**TO DO:** Your task is to repeat the entries word for word while leaving out the pictures.

Figure content listings
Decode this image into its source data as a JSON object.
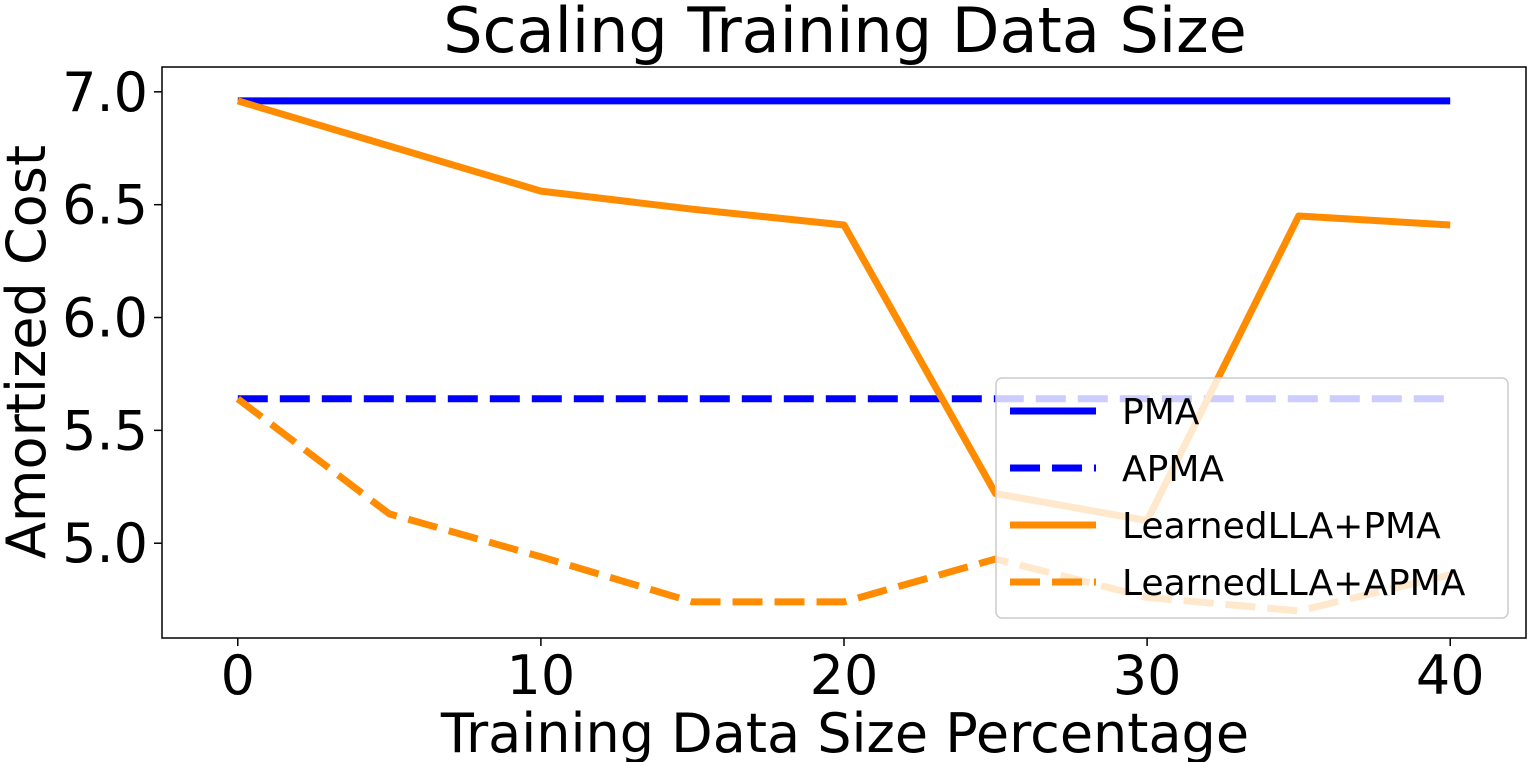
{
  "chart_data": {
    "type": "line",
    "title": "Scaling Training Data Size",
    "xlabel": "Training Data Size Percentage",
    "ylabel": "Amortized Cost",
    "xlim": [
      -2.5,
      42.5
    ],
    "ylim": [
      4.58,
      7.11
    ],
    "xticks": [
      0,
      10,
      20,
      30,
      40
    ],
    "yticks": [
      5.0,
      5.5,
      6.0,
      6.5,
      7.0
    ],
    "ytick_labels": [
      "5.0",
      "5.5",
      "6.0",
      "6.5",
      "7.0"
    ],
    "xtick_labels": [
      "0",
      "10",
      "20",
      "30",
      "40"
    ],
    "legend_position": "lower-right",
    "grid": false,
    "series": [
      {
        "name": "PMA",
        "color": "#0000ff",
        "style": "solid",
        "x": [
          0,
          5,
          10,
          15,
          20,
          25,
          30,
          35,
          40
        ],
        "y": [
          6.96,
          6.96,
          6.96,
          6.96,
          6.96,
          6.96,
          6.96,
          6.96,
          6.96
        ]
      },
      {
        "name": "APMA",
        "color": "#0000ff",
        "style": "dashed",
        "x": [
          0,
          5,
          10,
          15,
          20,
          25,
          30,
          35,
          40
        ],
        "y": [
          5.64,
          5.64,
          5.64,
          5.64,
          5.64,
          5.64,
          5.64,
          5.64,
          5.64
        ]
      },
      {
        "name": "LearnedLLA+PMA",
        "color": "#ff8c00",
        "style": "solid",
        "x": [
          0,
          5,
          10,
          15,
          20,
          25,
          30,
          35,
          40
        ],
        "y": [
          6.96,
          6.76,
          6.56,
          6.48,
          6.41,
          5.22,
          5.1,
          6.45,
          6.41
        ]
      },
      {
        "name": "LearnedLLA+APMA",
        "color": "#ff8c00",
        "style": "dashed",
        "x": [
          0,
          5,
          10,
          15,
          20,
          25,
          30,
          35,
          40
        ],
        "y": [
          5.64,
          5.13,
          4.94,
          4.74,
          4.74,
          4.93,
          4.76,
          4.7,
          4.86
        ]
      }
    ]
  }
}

**FULL RESPONSE:**
Decode this image into its source data as a JSON object.
{
  "chart_data": {
    "type": "line",
    "title": "Scaling Training Data Size",
    "xlabel": "Training Data Size Percentage",
    "ylabel": "Amortized Cost",
    "xlim": [
      -2.5,
      42.5
    ],
    "ylim": [
      4.58,
      7.11
    ],
    "xticks": [
      0,
      10,
      20,
      30,
      40
    ],
    "yticks": [
      5.0,
      5.5,
      6.0,
      6.5,
      7.0
    ],
    "ytick_labels": [
      "5.0",
      "5.5",
      "6.0",
      "6.5",
      "7.0"
    ],
    "xtick_labels": [
      "0",
      "10",
      "20",
      "30",
      "40"
    ],
    "legend_position": "lower-right",
    "grid": false,
    "series": [
      {
        "name": "PMA",
        "color": "#0000ff",
        "style": "solid",
        "x": [
          0,
          5,
          10,
          15,
          20,
          25,
          30,
          35,
          40
        ],
        "y": [
          6.96,
          6.96,
          6.96,
          6.96,
          6.96,
          6.96,
          6.96,
          6.96,
          6.96
        ]
      },
      {
        "name": "APMA",
        "color": "#0000ff",
        "style": "dashed",
        "x": [
          0,
          5,
          10,
          15,
          20,
          25,
          30,
          35,
          40
        ],
        "y": [
          5.64,
          5.64,
          5.64,
          5.64,
          5.64,
          5.64,
          5.64,
          5.64,
          5.64
        ]
      },
      {
        "name": "LearnedLLA+PMA",
        "color": "#ff8c00",
        "style": "solid",
        "x": [
          0,
          5,
          10,
          15,
          20,
          25,
          30,
          35,
          40
        ],
        "y": [
          6.96,
          6.76,
          6.56,
          6.48,
          6.41,
          5.22,
          5.1,
          6.45,
          6.41
        ]
      },
      {
        "name": "LearnedLLA+APMA",
        "color": "#ff8c00",
        "style": "dashed",
        "x": [
          0,
          5,
          10,
          15,
          20,
          25,
          30,
          35,
          40
        ],
        "y": [
          5.64,
          5.13,
          4.94,
          4.74,
          4.74,
          4.93,
          4.76,
          4.7,
          4.86
        ]
      }
    ]
  }
}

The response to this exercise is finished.